- _Set problem_
Change "x-tick-label" to "x-tick-text" in the lines from the one with "y-tick-label: 200000 [94, 483, 262, 534]" to the one with "x-axis-label: Energy (eV)", and give those lines again with nothing else altered.

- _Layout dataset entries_

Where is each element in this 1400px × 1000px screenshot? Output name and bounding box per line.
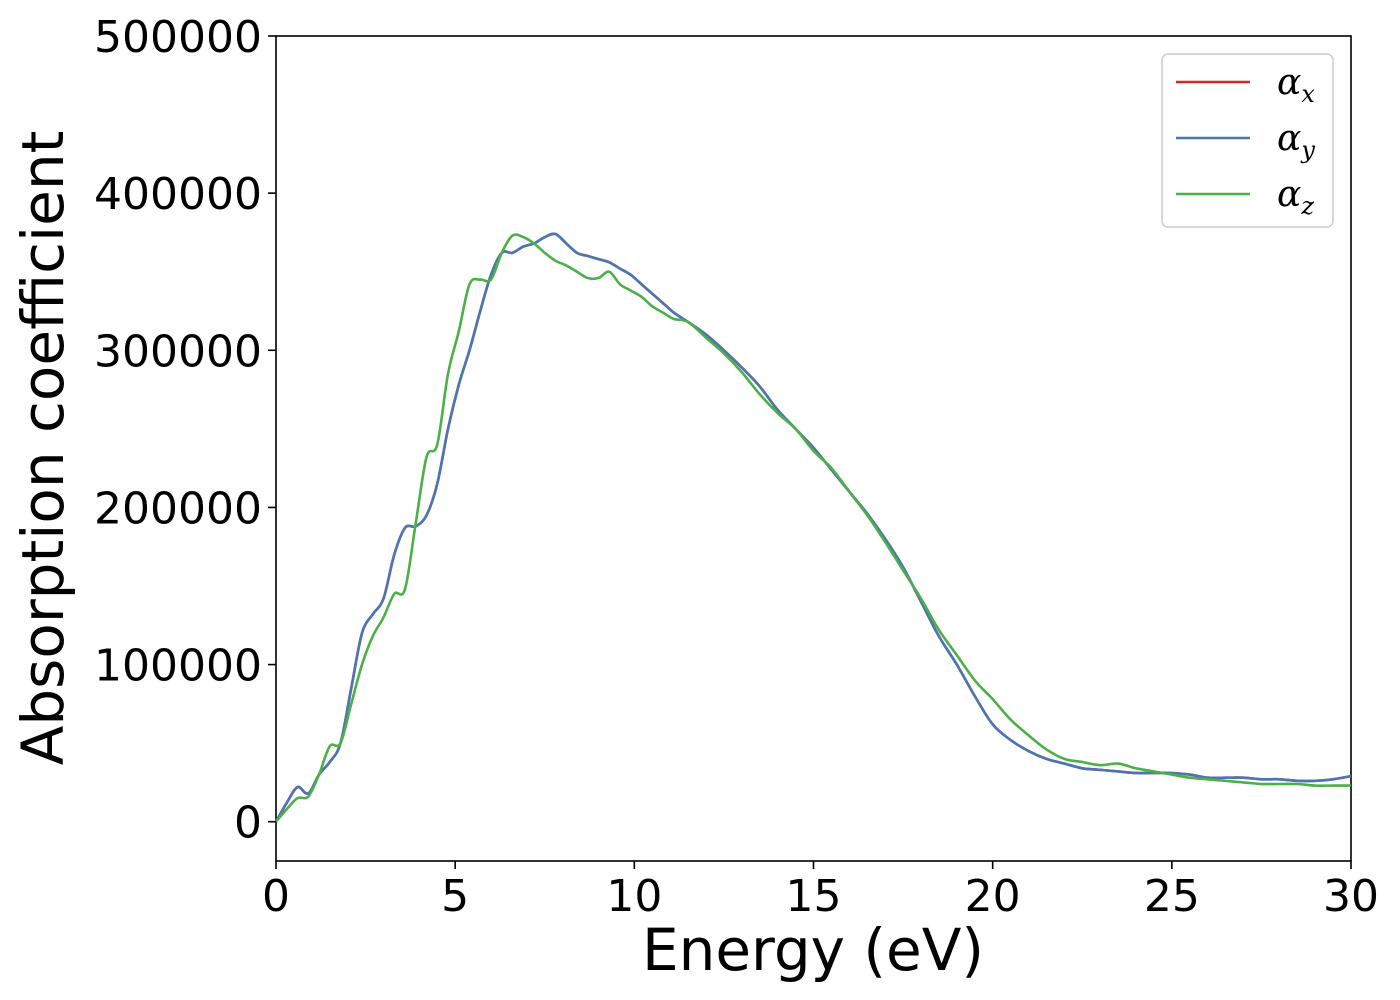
y-tick-label: 200000 [94, 483, 262, 534]
series-line-alpha-z [275, 233, 1351, 823]
x-tick-label: 15 [786, 871, 842, 922]
x-tick-label: 25 [1144, 871, 1200, 922]
x-tick-label: 10 [606, 871, 662, 922]
y-tick-label: 100000 [94, 641, 262, 692]
x-axis-label: Energy (eV) [642, 916, 984, 984]
x-tick-label: 30 [1323, 871, 1379, 922]
y-tick-label: 400000 [94, 169, 262, 220]
legend-box [1161, 53, 1334, 228]
y-axis-label: Absorption coefficient [9, 131, 77, 766]
y-tick-label: 500000 [94, 12, 262, 63]
legend-label-alpha-z: αz [1277, 174, 1314, 220]
x-tick-label: 20 [965, 871, 1021, 922]
series-line-alpha-y [274, 232, 1352, 823]
series-line-alpha-x [274, 232, 1352, 823]
x-tick-label: 0 [262, 871, 290, 922]
x-tick-label: 5 [441, 871, 469, 922]
y-tick-label: 300000 [94, 326, 262, 377]
y-axis-ticks: 0 100000 200000 300000 400000 500000 [94, 12, 276, 849]
x-axis-ticks: 0 5 10 15 20 25 30 [262, 861, 1379, 922]
y-tick-label: 0 [234, 798, 262, 849]
legend: αx αy αz [1161, 53, 1334, 228]
series-layer [274, 232, 1352, 823]
legend-label-alpha-y: αy [1277, 118, 1315, 164]
legend-label-alpha-x: αx [1277, 62, 1315, 108]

- _Response to the task_
y-tick-label: 200000 [94, 483, 262, 534]
series-line-alpha-z [275, 233, 1351, 823]
x-tick-text: 15 [786, 871, 842, 922]
x-tick-text: 25 [1144, 871, 1200, 922]
x-tick-text: 10 [606, 871, 662, 922]
y-tick-label: 100000 [94, 641, 262, 692]
x-axis-label: Energy (eV) [642, 916, 984, 984]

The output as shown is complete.